* Material for this task
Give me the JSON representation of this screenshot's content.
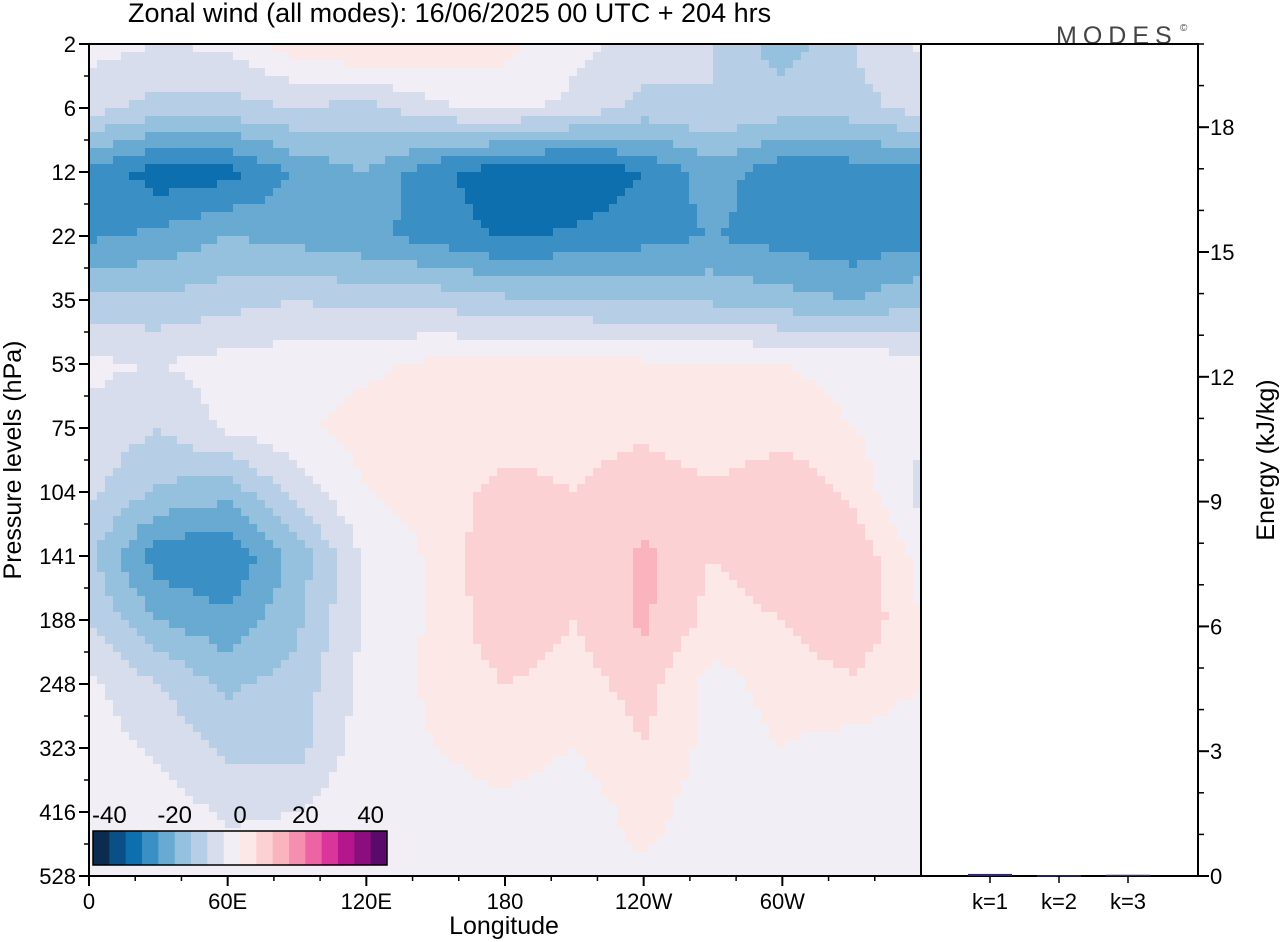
{
  "chart_data": {
    "type": "heatmap",
    "title": "Zonal wind (all modes):  16/06/2025  00 UTC  + 204 hrs",
    "logo_text": "MODES",
    "logo_mark": "©",
    "xlabel": "Longitude",
    "ylabel": "Pressure levels (hPa)",
    "x_ticks": [
      {
        "lon": 0,
        "label": "0"
      },
      {
        "lon": 60,
        "label": "60E"
      },
      {
        "lon": 120,
        "label": "120E"
      },
      {
        "lon": 180,
        "label": "180"
      },
      {
        "lon": 240,
        "label": "120W"
      },
      {
        "lon": 300,
        "label": "60W"
      }
    ],
    "xlim": [
      0,
      360
    ],
    "y_levels": [
      2,
      6,
      12,
      22,
      35,
      53,
      75,
      104,
      141,
      188,
      248,
      323,
      416,
      528
    ],
    "color_scale": {
      "ticks": [
        -40,
        -20,
        0,
        20,
        40
      ],
      "min": -45,
      "step": 5,
      "colors": [
        "#0d2b4e",
        "#0a4f86",
        "#0e6fae",
        "#3a8fc4",
        "#68aad2",
        "#95c1df",
        "#b7cfe6",
        "#d8dded",
        "#f1eef5",
        "#fde8e8",
        "#fbd1d3",
        "#f9b4bd",
        "#f48fb0",
        "#ec64a4",
        "#d9359a",
        "#b5168d",
        "#8a0e7d",
        "#5a0a6b"
      ]
    },
    "field": {
      "levels_hPa": [
        2,
        6,
        12,
        22,
        35,
        53,
        75,
        104,
        141,
        188,
        248,
        323,
        416,
        528
      ],
      "lon": [
        0,
        30,
        60,
        90,
        120,
        150,
        180,
        210,
        240,
        270,
        300,
        330,
        360
      ],
      "u": [
        [
          -3,
          -5,
          -4,
          3,
          6,
          4,
          2,
          -4,
          -6,
          -10,
          -18,
          -10,
          -4
        ],
        [
          -8,
          -12,
          -12,
          -10,
          -12,
          -6,
          -4,
          -6,
          -12,
          -10,
          -12,
          -12,
          -8
        ],
        [
          -26,
          -33,
          -32,
          -24,
          -20,
          -29,
          -33,
          -35,
          -30,
          -22,
          -29,
          -28,
          -27
        ],
        [
          -26,
          -24,
          -20,
          -22,
          -24,
          -27,
          -31,
          -29,
          -27,
          -25,
          -27,
          -29,
          -27
        ],
        [
          -14,
          -14,
          -12,
          -10,
          -12,
          -12,
          -14,
          -15,
          -16,
          -16,
          -18,
          -20,
          -16
        ],
        [
          -4,
          -5,
          -3,
          -2,
          -1,
          1,
          1,
          2,
          1,
          1,
          0,
          -1,
          -3
        ],
        [
          -6,
          -10,
          -4,
          -1,
          2,
          3,
          2,
          3,
          4,
          1,
          2,
          0,
          -4
        ],
        [
          -9,
          -16,
          -18,
          -8,
          0,
          2,
          7,
          5,
          8,
          6,
          10,
          4,
          -7
        ],
        [
          -14,
          -28,
          -30,
          -18,
          -4,
          1,
          10,
          6,
          11,
          5,
          8,
          9,
          -2
        ],
        [
          -10,
          -20,
          -24,
          -16,
          -4,
          1,
          9,
          5,
          11,
          3,
          5,
          10,
          0
        ],
        [
          -4,
          -10,
          -16,
          -13,
          -3,
          1,
          5,
          3,
          7,
          -2,
          2,
          4,
          0
        ],
        [
          -2,
          -6,
          -11,
          -12,
          -2,
          0,
          2,
          0,
          5,
          -2,
          0,
          -2,
          -3
        ],
        [
          0,
          -2,
          -6,
          -5,
          0,
          -2,
          -1,
          -3,
          2,
          -3,
          -1,
          -3,
          -2
        ],
        [
          -1,
          -2,
          -2,
          -1,
          0,
          -2,
          -2,
          -2,
          -1,
          -2,
          -2,
          -3,
          -2
        ]
      ]
    },
    "energy_panel": {
      "ylabel": "Energy (kJ/kg)",
      "ylim": [
        0,
        20
      ],
      "yticks": [
        0,
        3,
        6,
        9,
        12,
        15,
        18
      ],
      "categories": [
        "k=1",
        "k=2",
        "k=3"
      ],
      "values": [
        0.05,
        0.02,
        0.03
      ],
      "bar_color": "#2a2a6e"
    }
  }
}
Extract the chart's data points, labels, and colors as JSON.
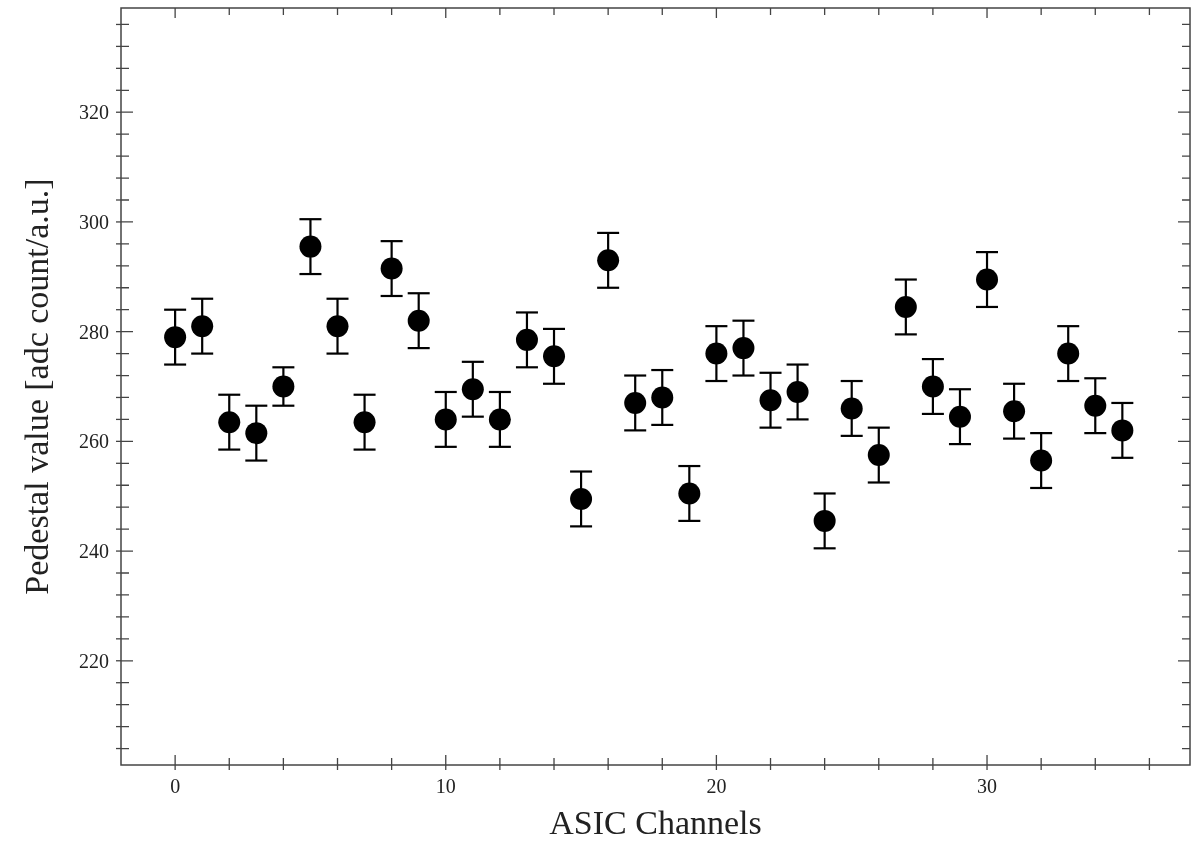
{
  "chart_data": {
    "type": "scatter",
    "xlabel": "ASIC Channels",
    "ylabel": "Pedestal value [adc count/a.u.]",
    "x": [
      0,
      1,
      2,
      3,
      4,
      5,
      6,
      7,
      8,
      9,
      10,
      11,
      12,
      13,
      14,
      15,
      16,
      17,
      18,
      19,
      20,
      21,
      22,
      23,
      24,
      25,
      26,
      27,
      28,
      29,
      30,
      31,
      32,
      33,
      34,
      35
    ],
    "values": [
      279,
      281,
      263.5,
      261.5,
      270,
      295.5,
      281,
      263.5,
      291.5,
      282,
      264,
      269.5,
      264,
      278.5,
      275.5,
      249.5,
      293,
      267,
      268,
      250.5,
      276,
      277,
      267.5,
      269,
      245.5,
      266,
      257.5,
      284.5,
      270,
      264.5,
      289.5,
      265.5,
      256.5,
      276,
      266.5,
      262
    ],
    "errors": [
      5,
      5,
      5,
      5,
      3.5,
      5,
      5,
      5,
      5,
      5,
      5,
      5,
      5,
      5,
      5,
      5,
      5,
      5,
      5,
      5,
      5,
      5,
      5,
      5,
      5,
      5,
      5,
      5,
      5,
      5,
      5,
      5,
      5,
      5,
      5,
      5
    ],
    "color": "#000000",
    "marker": "circle",
    "grid": false,
    "xlim": [
      -2,
      37.5
    ],
    "xticks": [
      0,
      {
        "value": 2,
        "label": null
      },
      {
        "value": 4,
        "label": null
      },
      {
        "value": 6,
        "label": null
      },
      {
        "value": 8,
        "label": null
      },
      10,
      {
        "value": 12,
        "label": null
      },
      {
        "value": 14,
        "label": null
      },
      {
        "value": 16,
        "label": null
      },
      {
        "value": 18,
        "label": null
      },
      20,
      {
        "value": 22,
        "label": null
      },
      {
        "value": 24,
        "label": null
      },
      {
        "value": 26,
        "label": null
      },
      {
        "value": 28,
        "label": null
      },
      30,
      {
        "value": 32,
        "label": null
      },
      {
        "value": 34,
        "label": null
      },
      {
        "value": 36,
        "label": null
      }
    ],
    "ylim": [
      201,
      339
    ],
    "yticks": [
      {
        "value": 204,
        "label": null
      },
      {
        "value": 208,
        "label": null
      },
      {
        "value": 212,
        "label": null
      },
      {
        "value": 216,
        "label": null
      },
      220,
      {
        "value": 224,
        "label": null
      },
      {
        "value": 228,
        "label": null
      },
      {
        "value": 232,
        "label": null
      },
      {
        "value": 236,
        "label": null
      },
      240,
      {
        "value": 244,
        "label": null
      },
      {
        "value": 248,
        "label": null
      },
      {
        "value": 252,
        "label": null
      },
      {
        "value": 256,
        "label": null
      },
      260,
      {
        "value": 264,
        "label": null
      },
      {
        "value": 268,
        "label": null
      },
      {
        "value": 272,
        "label": null
      },
      {
        "value": 276,
        "label": null
      },
      280,
      {
        "value": 284,
        "label": null
      },
      {
        "value": 288,
        "label": null
      },
      {
        "value": 292,
        "label": null
      },
      {
        "value": 296,
        "label": null
      },
      300,
      {
        "value": 304,
        "label": null
      },
      {
        "value": 308,
        "label": null
      },
      {
        "value": 312,
        "label": null
      },
      {
        "value": 316,
        "label": null
      },
      320,
      {
        "value": 324,
        "label": null
      },
      {
        "value": 328,
        "label": null
      },
      {
        "value": 332,
        "label": null
      },
      {
        "value": 336,
        "label": null
      }
    ]
  }
}
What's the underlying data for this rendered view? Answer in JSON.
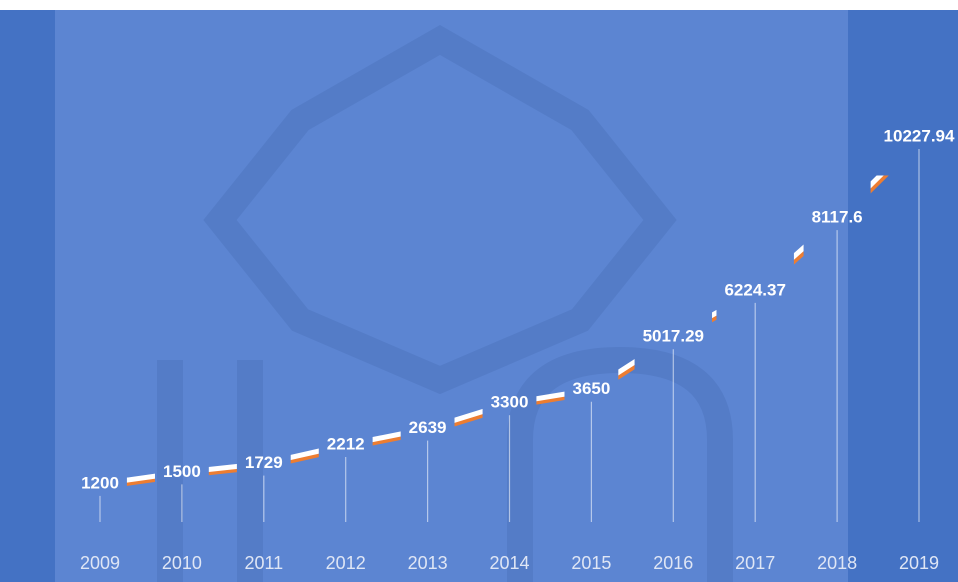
{
  "chart_data": {
    "type": "line",
    "categories": [
      "2009",
      "2010",
      "2011",
      "2012",
      "2013",
      "2014",
      "2015",
      "2016",
      "2017",
      "2018",
      "2019"
    ],
    "values": [
      1200,
      1500,
      1729,
      2212,
      2639,
      3300,
      3650,
      5017.29,
      6224.37,
      8117.6,
      10227.94
    ],
    "color": "#ffffff",
    "shadow_color": "#ed7d31"
  }
}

* Task requirements
Pull out every line of the entries that includes the word "colors".

* Complete output
      "colors": [
Extract the chart's data points, labels, and colors as JSON.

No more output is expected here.